[Start of Records for this task]
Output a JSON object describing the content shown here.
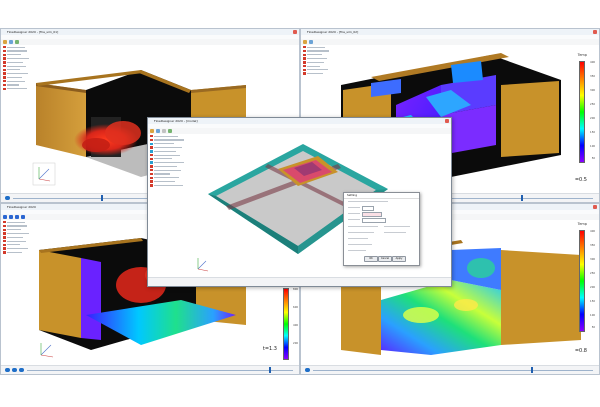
{
  "windows": {
    "top_left": {
      "title": "FlowDesigner 2020 - [fire_sim_01]",
      "time_label": "",
      "colorbar_title": ""
    },
    "top_right": {
      "title": "FlowDesigner 2020 - [fire_sim_02]",
      "time_label": "=0.5",
      "colorbar_title": "Temp",
      "colorbar_ticks": [
        "400",
        "350",
        "300",
        "250",
        "200",
        "150",
        "100",
        "50"
      ]
    },
    "bottom_left": {
      "title": "FlowDesigner 2020",
      "time_label": "t=1.3",
      "colorbar_ticks": [
        "800",
        "600",
        "400",
        "200"
      ]
    },
    "bottom_right": {
      "title": "FlowDesigner 2020",
      "time_label": "=0.8",
      "colorbar_title": "Temp",
      "colorbar_ticks": [
        "400",
        "350",
        "300",
        "250",
        "200",
        "150",
        "100",
        "50"
      ]
    },
    "center": {
      "title": "FlowDesigner 2020 - [model]"
    }
  },
  "dialog": {
    "title": "Setting",
    "ok_label": "OK",
    "cancel_label": "Cancel",
    "apply_label": "Apply"
  },
  "colors": {
    "accent": "#1e6ec8",
    "wall": "#c8922a",
    "fire": "#e2311f",
    "floor": "#c9c9c9",
    "teal": "#2aa6a0"
  },
  "icons": [
    "play-icon",
    "tree-folder-icon",
    "axes-icon",
    "window-close-icon"
  ]
}
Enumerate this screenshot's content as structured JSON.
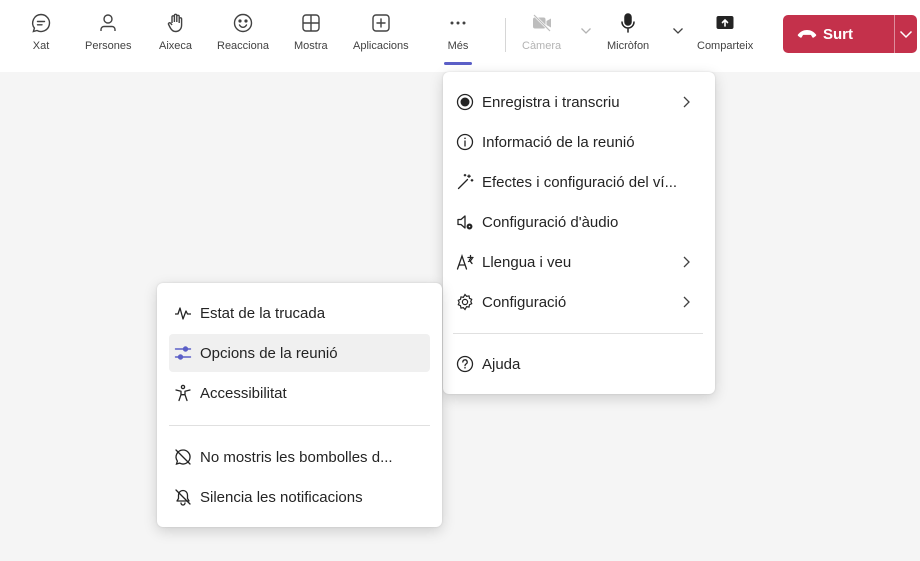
{
  "toolbar": {
    "chat": "Xat",
    "people": "Persones",
    "raise": "Aixeca",
    "react": "Reacciona",
    "view": "Mostra",
    "apps": "Aplicacions",
    "more": "Més",
    "camera": "Càmera",
    "mic": "Micròfon",
    "share": "Comparteix",
    "leave": "Surt"
  },
  "more_menu": {
    "items": [
      {
        "label": "Enregistra i transcriu",
        "icon": "record-icon",
        "submenu": true
      },
      {
        "label": "Informació de la reunió",
        "icon": "info-icon",
        "submenu": false
      },
      {
        "label": "Efectes i configuració del ví...",
        "icon": "magic-wand-icon",
        "submenu": false
      },
      {
        "label": "Configuració d'àudio",
        "icon": "speaker-settings-icon",
        "submenu": false
      },
      {
        "label": "Llengua i veu",
        "icon": "language-icon",
        "submenu": true
      },
      {
        "label": "Configuració",
        "icon": "gear-icon",
        "submenu": true
      }
    ],
    "help": "Ajuda"
  },
  "settings_submenu": {
    "items": [
      {
        "label": "Estat de la trucada",
        "icon": "pulse-icon"
      },
      {
        "label": "Opcions de la reunió",
        "icon": "sliders-icon",
        "highlighted": true
      },
      {
        "label": "Accessibilitat",
        "icon": "accessibility-icon"
      }
    ],
    "items2": [
      {
        "label": "No mostris les bombolles d...",
        "icon": "chat-off-icon"
      },
      {
        "label": "Silencia les notificacions",
        "icon": "bell-off-icon"
      }
    ]
  },
  "colors": {
    "accent": "#5b5fc7",
    "leave": "#c4314b"
  }
}
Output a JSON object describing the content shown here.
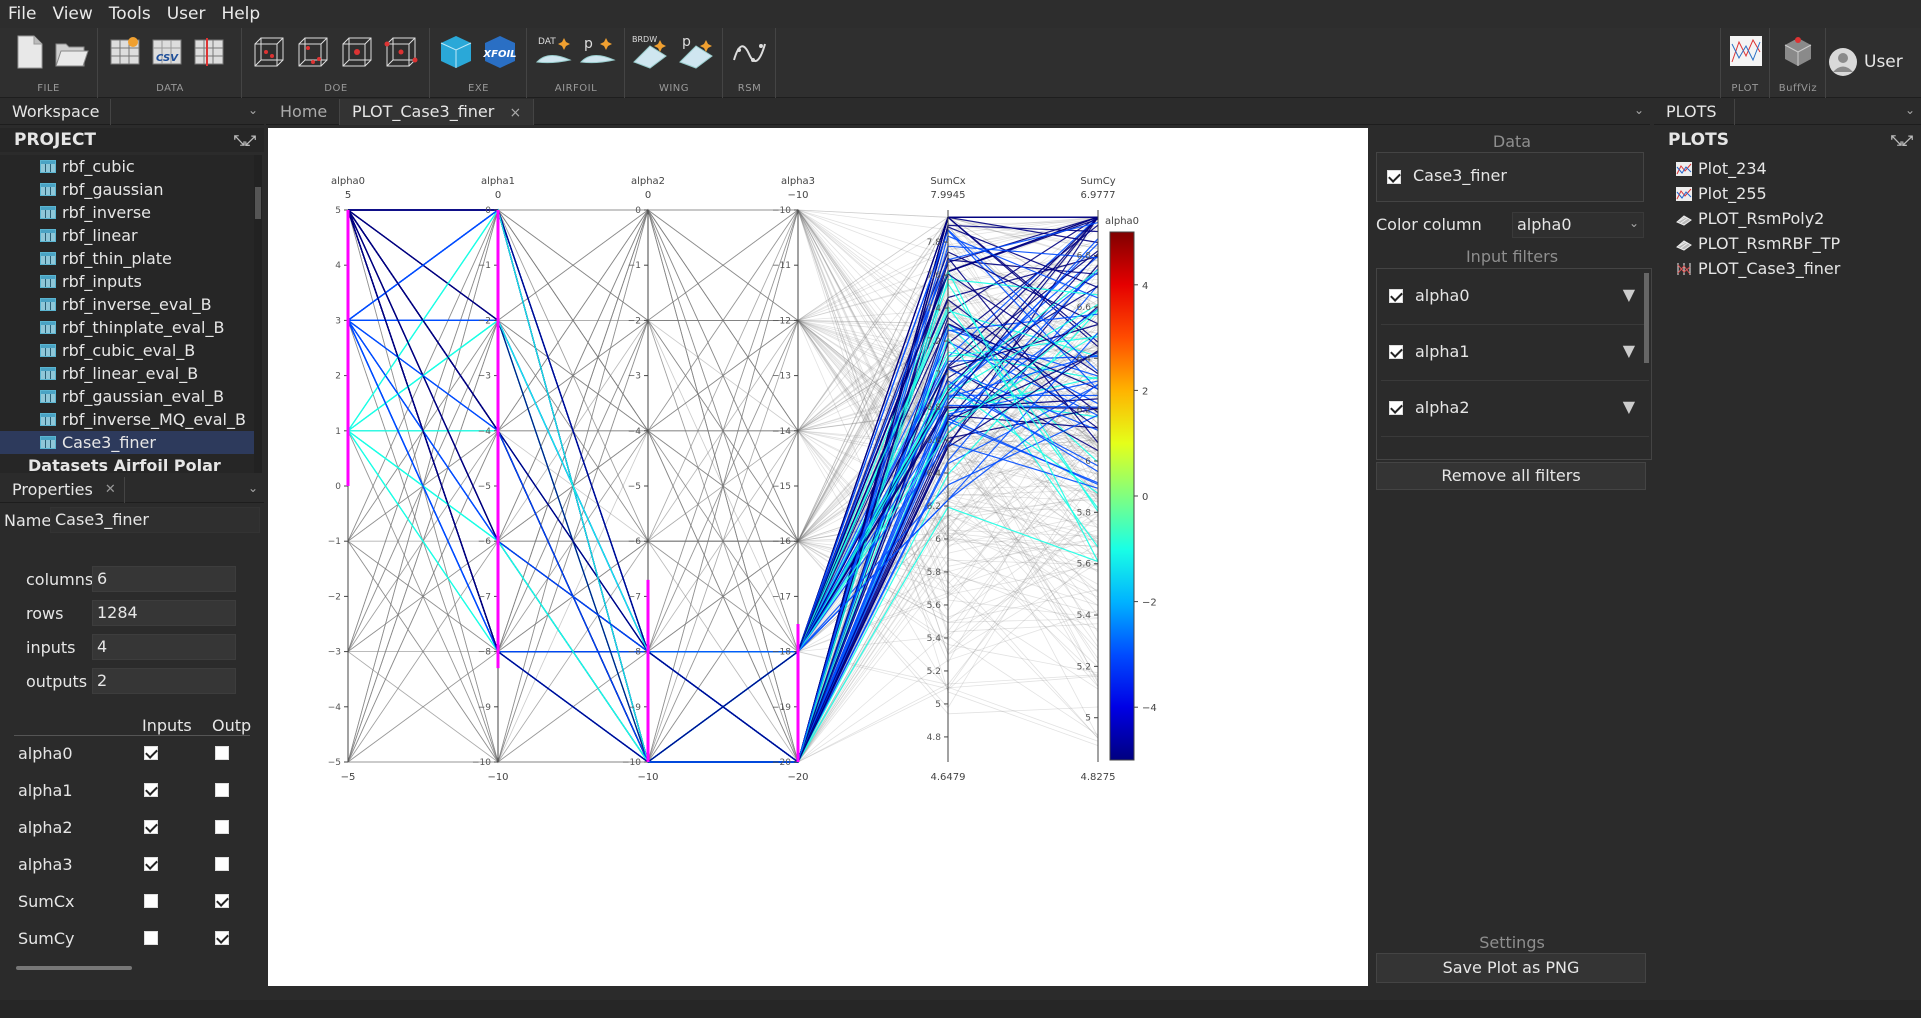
{
  "menu": [
    "File",
    "View",
    "Tools",
    "User",
    "Help"
  ],
  "toolbar": {
    "groups": [
      "FILE",
      "DATA",
      "DOE",
      "EXE",
      "AIRFOIL",
      "WING",
      "RSM",
      "PLOT",
      "BuffViz"
    ],
    "icon_texts": {
      "csv": "CSV",
      "xfoil": "XFOIL",
      "dat": "DAT",
      "p1": "p",
      "brdw": "BRDW",
      "p2": "p"
    },
    "user_label": "User"
  },
  "workspace": {
    "title": "Workspace",
    "project_label": "PROJECT",
    "items": [
      "rbf_cubic",
      "rbf_gaussian",
      "rbf_inverse",
      "rbf_linear",
      "rbf_thin_plate",
      "rbf_inputs",
      "rbf_inverse_eval_B",
      "rbf_thinplate_eval_B",
      "rbf_cubic_eval_B",
      "rbf_linear_eval_B",
      "rbf_gaussian_eval_B",
      "rbf_inverse_MQ_eval_B",
      "Case3_finer"
    ],
    "selected": "Case3_finer",
    "next_group": "Datasets Airfoil Polar"
  },
  "properties": {
    "title": "Properties",
    "name_label": "Name",
    "name_value": "Case3_finer",
    "stats": [
      {
        "label": "columns",
        "value": "6"
      },
      {
        "label": "rows",
        "value": "1284"
      },
      {
        "label": "inputs",
        "value": "4"
      },
      {
        "label": "outputs",
        "value": "2"
      }
    ],
    "col_inputs": "Inputs",
    "col_outputs": "Outp",
    "vars": [
      {
        "name": "alpha0",
        "input": true,
        "output": false
      },
      {
        "name": "alpha1",
        "input": true,
        "output": false
      },
      {
        "name": "alpha2",
        "input": true,
        "output": false
      },
      {
        "name": "alpha3",
        "input": true,
        "output": false
      },
      {
        "name": "SumCx",
        "input": false,
        "output": true
      },
      {
        "name": "SumCy",
        "input": false,
        "output": true
      }
    ]
  },
  "tabs": [
    "Home",
    "PLOT_Case3_finer"
  ],
  "tab_close": "×",
  "settings": {
    "data_title": "Data",
    "dataset": "Case3_finer",
    "color_column_label": "Color column",
    "color_column_value": "alpha0",
    "input_filters_title": "Input filters",
    "filters": [
      "alpha0",
      "alpha1",
      "alpha2"
    ],
    "remove_filters": "Remove all filters",
    "settings_title": "Settings",
    "save_png": "Save Plot as PNG"
  },
  "plots_panel": {
    "head": "PLOTS",
    "title": "PLOTS",
    "items": [
      "Plot_234",
      "Plot_255",
      "PLOT_RsmPoly2",
      "PLOT_RsmRBF_TP",
      "PLOT_Case3_finer"
    ]
  },
  "chart_data": {
    "type": "parallel_coordinates",
    "dimensions": [
      {
        "name": "alpha0",
        "top": "5",
        "bottom": "−5",
        "range": [
          -5,
          5
        ],
        "ticks": [
          "5",
          "4",
          "3",
          "2",
          "1",
          "0",
          "−1",
          "−2",
          "−3",
          "−4",
          "−5"
        ],
        "tick_values": [
          5,
          4,
          3,
          2,
          1,
          0,
          -1,
          -2,
          -3,
          -4,
          -5
        ],
        "filter": [
          0,
          5
        ]
      },
      {
        "name": "alpha1",
        "top": "0",
        "bottom": "−10",
        "range": [
          -10,
          0
        ],
        "ticks": [
          "0",
          "−1",
          "−2",
          "−3",
          "−4",
          "−5",
          "−6",
          "−7",
          "−8",
          "−9",
          "−10"
        ],
        "tick_values": [
          0,
          -1,
          -2,
          -3,
          -4,
          -5,
          -6,
          -7,
          -8,
          -9,
          -10
        ],
        "filter": [
          -8.3,
          0
        ]
      },
      {
        "name": "alpha2",
        "top": "0",
        "bottom": "−10",
        "range": [
          -10,
          0
        ],
        "ticks": [
          "0",
          "−1",
          "−2",
          "−3",
          "−4",
          "−5",
          "−6",
          "−7",
          "−8",
          "−9",
          "−10"
        ],
        "tick_values": [
          0,
          -1,
          -2,
          -3,
          -4,
          -5,
          -6,
          -7,
          -8,
          -9,
          -10
        ],
        "filter": [
          -10,
          -6.7
        ]
      },
      {
        "name": "alpha3",
        "top": "−10",
        "bottom": "−20",
        "range": [
          -20,
          -10
        ],
        "ticks": [
          "−10",
          "−11",
          "−12",
          "−13",
          "−14",
          "−15",
          "−16",
          "−17",
          "−18",
          "−19",
          "−20"
        ],
        "tick_values": [
          -10,
          -11,
          -12,
          -13,
          -14,
          -15,
          -16,
          -17,
          -18,
          -19,
          -20
        ],
        "filter": [
          -20,
          -17.5
        ]
      },
      {
        "name": "SumCx",
        "top": "7.9945",
        "bottom": "4.6479",
        "range": [
          4.6479,
          7.9945
        ],
        "ticks": [
          "7.8",
          "7.6",
          "7.4",
          "7.2",
          "7",
          "6.8",
          "6.6",
          "6.4",
          "6.2",
          "6",
          "5.8",
          "5.6",
          "5.4",
          "5.2",
          "5",
          "4.8"
        ],
        "tick_values": [
          7.8,
          7.6,
          7.4,
          7.2,
          7,
          6.8,
          6.6,
          6.4,
          6.2,
          6,
          5.8,
          5.6,
          5.4,
          5.2,
          5,
          4.8
        ]
      },
      {
        "name": "SumCy",
        "top": "6.9777",
        "bottom": "4.8275",
        "range": [
          4.8275,
          6.9777
        ],
        "ticks": [
          "6.8",
          "6.6",
          "6.4",
          "6.2",
          "6",
          "5.8",
          "5.6",
          "5.4",
          "5.2",
          "5"
        ],
        "tick_values": [
          6.8,
          6.6,
          6.4,
          6.2,
          6,
          5.8,
          5.6,
          5.4,
          5.2,
          5
        ]
      }
    ],
    "colorbar": {
      "title": "alpha0",
      "ticks": [
        "4",
        "2",
        "0",
        "−2",
        "−4"
      ],
      "tick_values": [
        4,
        2,
        0,
        -2,
        -4
      ],
      "range": [
        -5,
        5
      ],
      "colorscale": "jet_reversed"
    },
    "selected_color": "#ff00ff",
    "unselected_color": "#7a7a7a"
  }
}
[End of Records for this task]
Set exercise:
Look for "FlowDesigner" and pull out every line that has it.

Written answer:
      "title": "FlowDesigner 2020 - [fire_sim_01]",
      "title": "FlowDesigner 2020 - [fire_sim_02]",
      "title": "FlowDesigner 2020",
      "title": "FlowDesigner 2020",
      "title": "FlowDesigner 2020 - [model]"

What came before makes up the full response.